Entries supplied ::
::::
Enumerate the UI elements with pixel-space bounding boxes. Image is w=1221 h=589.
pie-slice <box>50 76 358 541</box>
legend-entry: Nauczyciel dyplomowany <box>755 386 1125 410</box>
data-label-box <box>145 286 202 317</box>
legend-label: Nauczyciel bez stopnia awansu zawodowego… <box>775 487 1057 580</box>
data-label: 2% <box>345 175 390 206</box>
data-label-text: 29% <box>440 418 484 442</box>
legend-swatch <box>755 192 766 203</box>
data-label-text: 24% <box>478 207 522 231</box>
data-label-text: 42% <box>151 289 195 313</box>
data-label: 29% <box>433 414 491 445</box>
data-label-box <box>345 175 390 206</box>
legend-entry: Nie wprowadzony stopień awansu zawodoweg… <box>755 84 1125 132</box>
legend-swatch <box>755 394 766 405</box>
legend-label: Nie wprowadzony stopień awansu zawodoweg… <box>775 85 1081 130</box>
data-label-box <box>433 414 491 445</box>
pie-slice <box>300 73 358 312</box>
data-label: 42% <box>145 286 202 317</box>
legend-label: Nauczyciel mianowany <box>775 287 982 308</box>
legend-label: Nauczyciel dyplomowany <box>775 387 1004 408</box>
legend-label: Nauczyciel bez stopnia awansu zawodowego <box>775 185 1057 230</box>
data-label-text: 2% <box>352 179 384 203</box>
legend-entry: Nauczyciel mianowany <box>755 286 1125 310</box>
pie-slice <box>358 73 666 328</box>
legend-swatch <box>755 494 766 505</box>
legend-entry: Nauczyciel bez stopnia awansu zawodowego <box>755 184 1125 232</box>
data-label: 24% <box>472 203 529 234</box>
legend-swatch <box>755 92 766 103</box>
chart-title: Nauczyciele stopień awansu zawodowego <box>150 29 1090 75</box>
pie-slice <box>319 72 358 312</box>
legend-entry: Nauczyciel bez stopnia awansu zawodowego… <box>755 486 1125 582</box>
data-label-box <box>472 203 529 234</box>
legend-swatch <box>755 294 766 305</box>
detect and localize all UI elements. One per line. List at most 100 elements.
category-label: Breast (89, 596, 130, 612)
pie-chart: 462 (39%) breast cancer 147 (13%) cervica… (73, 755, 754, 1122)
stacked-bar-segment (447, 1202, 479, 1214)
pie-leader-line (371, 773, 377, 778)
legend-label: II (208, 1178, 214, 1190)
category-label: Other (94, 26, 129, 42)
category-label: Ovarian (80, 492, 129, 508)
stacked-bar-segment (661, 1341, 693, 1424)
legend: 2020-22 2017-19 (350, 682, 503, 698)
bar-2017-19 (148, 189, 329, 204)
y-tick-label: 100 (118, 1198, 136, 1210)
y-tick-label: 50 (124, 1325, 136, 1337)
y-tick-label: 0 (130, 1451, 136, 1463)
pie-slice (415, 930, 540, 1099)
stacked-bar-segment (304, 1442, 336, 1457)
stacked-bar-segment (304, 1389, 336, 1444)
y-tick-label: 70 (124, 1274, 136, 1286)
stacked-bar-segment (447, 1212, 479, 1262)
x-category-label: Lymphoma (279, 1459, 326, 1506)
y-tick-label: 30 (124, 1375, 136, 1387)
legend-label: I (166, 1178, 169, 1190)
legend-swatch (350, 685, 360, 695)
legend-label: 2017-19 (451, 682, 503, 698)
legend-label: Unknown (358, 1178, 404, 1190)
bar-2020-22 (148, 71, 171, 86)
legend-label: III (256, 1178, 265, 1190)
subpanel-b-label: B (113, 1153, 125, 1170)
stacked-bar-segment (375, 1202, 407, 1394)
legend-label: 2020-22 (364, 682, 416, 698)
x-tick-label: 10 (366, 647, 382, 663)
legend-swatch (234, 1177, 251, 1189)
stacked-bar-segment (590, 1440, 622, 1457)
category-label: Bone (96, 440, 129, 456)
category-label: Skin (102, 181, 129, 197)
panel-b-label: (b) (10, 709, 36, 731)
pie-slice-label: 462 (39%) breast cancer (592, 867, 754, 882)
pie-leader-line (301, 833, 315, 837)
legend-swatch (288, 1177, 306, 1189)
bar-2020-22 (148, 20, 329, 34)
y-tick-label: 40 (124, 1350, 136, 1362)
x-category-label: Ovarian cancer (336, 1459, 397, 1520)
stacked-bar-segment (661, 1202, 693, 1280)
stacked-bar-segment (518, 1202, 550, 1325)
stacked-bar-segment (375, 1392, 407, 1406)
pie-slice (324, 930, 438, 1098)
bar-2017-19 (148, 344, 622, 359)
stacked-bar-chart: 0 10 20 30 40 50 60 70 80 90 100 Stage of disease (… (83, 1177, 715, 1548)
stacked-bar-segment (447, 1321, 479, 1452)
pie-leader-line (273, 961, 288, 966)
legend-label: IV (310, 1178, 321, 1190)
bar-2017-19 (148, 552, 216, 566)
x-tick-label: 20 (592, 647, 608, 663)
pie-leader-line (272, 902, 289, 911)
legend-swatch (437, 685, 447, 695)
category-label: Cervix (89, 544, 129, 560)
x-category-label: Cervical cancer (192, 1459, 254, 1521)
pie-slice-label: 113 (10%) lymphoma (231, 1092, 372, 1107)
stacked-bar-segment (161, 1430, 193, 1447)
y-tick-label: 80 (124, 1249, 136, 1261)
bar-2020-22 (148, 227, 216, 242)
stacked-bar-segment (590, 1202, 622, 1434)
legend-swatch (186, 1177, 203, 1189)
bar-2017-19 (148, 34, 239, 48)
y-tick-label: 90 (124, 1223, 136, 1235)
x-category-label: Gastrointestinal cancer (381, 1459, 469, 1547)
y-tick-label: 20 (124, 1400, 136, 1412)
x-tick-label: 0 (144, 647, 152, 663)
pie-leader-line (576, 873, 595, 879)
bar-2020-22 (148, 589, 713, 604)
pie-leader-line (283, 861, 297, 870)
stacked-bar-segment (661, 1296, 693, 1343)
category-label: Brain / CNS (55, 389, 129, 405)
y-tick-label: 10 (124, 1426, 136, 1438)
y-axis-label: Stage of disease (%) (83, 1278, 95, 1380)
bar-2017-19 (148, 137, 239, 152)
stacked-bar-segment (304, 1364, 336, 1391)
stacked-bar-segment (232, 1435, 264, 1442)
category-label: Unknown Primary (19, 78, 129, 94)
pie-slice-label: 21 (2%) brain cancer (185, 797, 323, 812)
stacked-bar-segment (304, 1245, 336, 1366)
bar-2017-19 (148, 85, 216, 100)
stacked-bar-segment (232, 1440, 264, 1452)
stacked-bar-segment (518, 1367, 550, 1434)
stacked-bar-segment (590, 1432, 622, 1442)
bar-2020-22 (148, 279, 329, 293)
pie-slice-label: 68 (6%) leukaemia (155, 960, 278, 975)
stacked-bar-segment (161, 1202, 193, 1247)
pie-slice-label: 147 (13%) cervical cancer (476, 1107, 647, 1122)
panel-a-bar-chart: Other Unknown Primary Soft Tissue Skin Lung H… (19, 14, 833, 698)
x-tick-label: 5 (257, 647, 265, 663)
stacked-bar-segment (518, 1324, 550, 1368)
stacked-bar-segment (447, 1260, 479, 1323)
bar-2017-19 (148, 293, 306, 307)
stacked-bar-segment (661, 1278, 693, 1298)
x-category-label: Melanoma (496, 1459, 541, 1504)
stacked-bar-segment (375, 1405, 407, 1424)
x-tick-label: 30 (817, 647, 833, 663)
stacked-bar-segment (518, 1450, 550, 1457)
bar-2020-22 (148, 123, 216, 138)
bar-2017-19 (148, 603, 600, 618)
::::
Your instructions ::
Rewrite the data above as a Markdown table with the columns "Row" and "Line," giving one line per row, numbering the rows, and omitting blank lines.

Worked answer ::
| Row | Line |
|---|---|
| 1 | Enumerate the UI elements with pixel-space bounding boxes. Image is w=1221 h=589. |
| 2 | pie-slice <box>50 76 358 541</box> |
| 3 | legend-entry: Nauczyciel dyplomowany <box>755 386 1125 410</box> |
| 4 | data-label-box <box>145 286 202 317</box> |
| 5 | legend-label: Nauczyciel bez stopnia awansu zawodowego… <box>775 487 1057 580</box> |
| 6 | data-label: 2% <box>345 175 390 206</box> |
| 7 | data-label-text: 29% <box>440 418 484 442</box> |
| 8 | legend-swatch <box>755 192 766 203</box> |
| 9 | data-label-text: 24% <box>478 207 522 231</box> |
| 10 | data-label-text: 42% <box>151 289 195 313</box> |
| 11 | data-label: 29% <box>433 414 491 445</box> |
| 12 | data-label-box <box>345 175 390 206</box> |
| 13 | legend-entry: Nie wprowadzony stopień awansu zawodoweg… <box>755 84 1125 132</box> |
| 14 | legend-swatch <box>755 394 766 405</box> |
| 15 | legend-label: Nie wprowadzony stopień awansu zawodoweg… <box>775 85 1081 130</box> |
| 16 | data-label-box <box>433 414 491 445</box> |
| 17 | pie-slice <box>300 73 358 312</box> |
| 18 | data-label: 42% <box>145 286 202 317</box> |
| 19 | legend-label: Nauczyciel mianowany <box>775 287 982 308</box> |
| 20 | legend-label: Nauczyciel dyplomowany <box>775 387 1004 408</box> |
| 21 | legend-label: Nauczyciel bez stopnia awansu zawodowego <box>775 185 1057 230</box> |
| 22 | data-label-text: 2% <box>352 179 384 203</box> |
| 23 | legend-entry: Nauczyciel mianowany <box>755 286 1125 310</box> |
| 24 | pie-slice <box>358 73 666 328</box> |
| 25 | legend-swatch <box>755 494 766 505</box> |
| 26 | legend-entry: Nauczyciel bez stopnia awansu zawodowego <box>755 184 1125 232</box> |
| 27 | data-label: 24% <box>472 203 529 234</box> |
| 28 | legend-swatch <box>755 92 766 103</box> |
| 29 | chart-title: Nauczyciele stopień awansu zawodowego <box>150 29 1090 75</box> |
| 30 | pie-slice <box>319 72 358 312</box> |
| 31 | legend-entry: Nauczyciel bez stopnia awansu zawodowego… <box>755 486 1125 582</box> |
| 32 | data-label-box <box>472 203 529 234</box> |
| 33 | legend-swatch <box>755 294 766 305</box> |
| 34 | detect and localize all UI elements. One per line. List at most 100 elements. |
| 35 | category-label: Breast (89, 596, 130, 612) |
| 36 | pie-chart: 462 (39%) breast cancer 147 (13%) cervica… (73, 755, 754, 1122) |
| 37 | stacked-bar-segment (447, 1202, 479, 1214) |
| 38 | pie-leader-line (371, 773, 377, 778) |
| 39 | legend-label: II (208, 1178, 214, 1190) |
| 40 | category-label: Other (94, 26, 129, 42) |
| 41 | category-label: Ovarian (80, 492, 129, 508) |
| 42 | stacked-bar-segment (661, 1341, 693, 1424) |
| 43 | legend: 2020-22 2017-19 (350, 682, 503, 698) |
| 44 | bar-2017-19 (148, 189, 329, 204) |
| 45 | y-tick-label: 100 (118, 1198, 136, 1210) |
| 46 | y-tick-label: 50 (124, 1325, 136, 1337) |
| 47 | y-tick-label: 0 (130, 1451, 136, 1463) |
| 48 | pie-slice (415, 930, 540, 1099) |
| 49 | stacked-bar-segment (304, 1442, 336, 1457) |
| 50 | stacked-bar-segment (304, 1389, 336, 1444) |
| 51 | y-tick-label: 70 (124, 1274, 136, 1286) |
| 52 | stacked-bar-segment (447, 1212, 479, 1262) |
| 53 | x-category-label: Lymphoma (279, 1459, 326, 1506) |
| 54 | y-tick-label: 30 (124, 1375, 136, 1387) |
| 55 | legend-label: I (166, 1178, 169, 1190) |
| 56 | legend-swatch (350, 685, 360, 695) |
| 57 | legend-label: 2017-19 (451, 682, 503, 698) |
| 58 | legend-label: Unknown (358, 1178, 404, 1190) |
| 59 | bar-2020-22 (148, 71, 171, 86) |
| 60 | legend-label: III (256, 1178, 265, 1190) |
| 61 | subpanel-b-label: B (113, 1153, 125, 1170) |
| 62 | stacked-bar-segment (375, 1202, 407, 1394) |
| 63 | legend-label: 2020-22 (364, 682, 416, 698) |
| 64 | x-tick-label: 10 (366, 647, 382, 663) |
| 65 | legend-swatch (234, 1177, 251, 1189) |
| 66 | stacked-bar-segment (590, 1440, 622, 1457) |
| 67 | category-label: Bone (96, 440, 129, 456) |
| 68 | category-label: Skin (102, 181, 129, 197) |
| 69 | panel-b-label: (b) (10, 709, 36, 731) |
| 70 | pie-slice-label: 462 (39%) breast cancer (592, 867, 754, 882) |
| 71 | pie-leader-line (301, 833, 315, 837) |
| 72 | legend-swatch (288, 1177, 306, 1189) |
| 73 | bar-2020-22 (148, 20, 329, 34) |
| 74 | y-tick-label: 40 (124, 1350, 136, 1362) |
| 75 | x-category-label: Ovarian cancer (336, 1459, 397, 1520) |
| 76 | stacked-bar-segment (661, 1202, 693, 1280) |
| 77 | stacked-bar-segment (518, 1202, 550, 1325) |
| 78 | stacked-bar-segment (375, 1392, 407, 1406) |
| 79 | pie-slice (324, 930, 438, 1098) |
| 80 | bar-2017-19 (148, 344, 622, 359) |
| 81 | stacked-bar-chart: 0 10 20 30 40 50 60 70 80 90 100 Stage of disease (… (83, 1177, 715, 1548) |
| 82 | stacked-bar-segment (447, 1321, 479, 1452) |
| 83 | pie-leader-line (273, 961, 288, 966) |
| 84 | legend-label: IV (310, 1178, 321, 1190) |
| 85 | bar-2017-19 (148, 552, 216, 566) |
| 86 | x-tick-label: 20 (592, 647, 608, 663) |
| 87 | pie-leader-line (272, 902, 289, 911) |
| 88 | legend-swatch (437, 685, 447, 695) |
| 89 | category-label: Cervix (89, 544, 129, 560) |
| 90 | x-category-label: Cervical cancer (192, 1459, 254, 1521) |
| 91 | pie-slice-label: 113 (10%) lymphoma (231, 1092, 372, 1107) |
| 92 | stacked-bar-segment (161, 1430, 193, 1447) |
| 93 | y-tick-label: 80 (124, 1249, 136, 1261) |
| 94 | bar-2020-22 (148, 227, 216, 242) |
| 95 | stacked-bar-segment (590, 1202, 622, 1434) |
| 96 | legend-swatch (186, 1177, 203, 1189) |
| 97 | bar-2017-19 (148, 34, 239, 48) |
| 98 | y-tick-label: 90 (124, 1223, 136, 1235) |
| 99 | x-category-label: Gastrointestinal cancer (381, 1459, 469, 1547) |
| 100 | y-tick-label: 20 (124, 1400, 136, 1412) |
| 101 | x-tick-label: 0 (144, 647, 152, 663) |
| 102 | pie-leader-line (576, 873, 595, 879) |
| 103 | bar-2020-22 (148, 589, 713, 604) |
| 104 | pie-leader-line (283, 861, 297, 870) |
| 105 | stacked-bar-segment (661, 1296, 693, 1343) |
| 106 | category-label: Brain / CNS (55, 389, 129, 405) |
| 107 | y-tick-label: 10 (124, 1426, 136, 1438) |
| 108 | y-axis-label: Stage of disease (%) (83, 1278, 95, 1380) |
| 109 | bar-2017-19 (148, 137, 239, 152) |
| 110 | stacked-bar-segment (304, 1364, 336, 1391) |
| 111 | stacked-bar-segment (232, 1435, 264, 1442) |
| 112 | category-label: Unknown Primary (19, 78, 129, 94) |
| 113 | pie-slice-label: 21 (2%) brain cancer (185, 797, 323, 812) |
| 114 | stacked-bar-segment (304, 1245, 336, 1366) |
| 115 | bar-2017-19 (148, 85, 216, 100) |
| 116 | stacked-bar-segment (232, 1440, 264, 1452) |
| 117 | stacked-bar-segment (518, 1367, 550, 1434) |
| 118 | stacked-bar-segment (590, 1432, 622, 1442) |
| 119 | bar-2020-22 (148, 279, 329, 293) |
| 120 | pie-slice-label: 68 (6%) leukaemia (155, 960, 278, 975) |
| 121 | stacked-bar-segment (161, 1202, 193, 1247) |
| 122 | pie-slice-label: 147 (13%) cervical cancer (476, 1107, 647, 1122) |
| 123 | panel-a-bar-chart: Other Unknown Primary Soft Tissue Skin Lung H… (19, 14, 833, 698) |
| 124 | x-tick-label: 5 (257, 647, 265, 663) |
| 125 | stacked-bar-segment (518, 1324, 550, 1368) |
| 126 | stacked-bar-segment (447, 1260, 479, 1323) |
| 127 | bar-2017-19 (148, 293, 306, 307) |
| 128 | stacked-bar-segment (661, 1278, 693, 1298) |
| 129 | x-category-label: Melanoma (496, 1459, 541, 1504) |
| 130 | stacked-bar-segment (375, 1405, 407, 1424) |
| 131 | x-tick-label: 30 (817, 647, 833, 663) |
| 132 | stacked-bar-segment (518, 1450, 550, 1457) |
| 133 | bar-2020-22 (148, 123, 216, 138) |
| 134 | bar-2017-19 (148, 603, 600, 618) |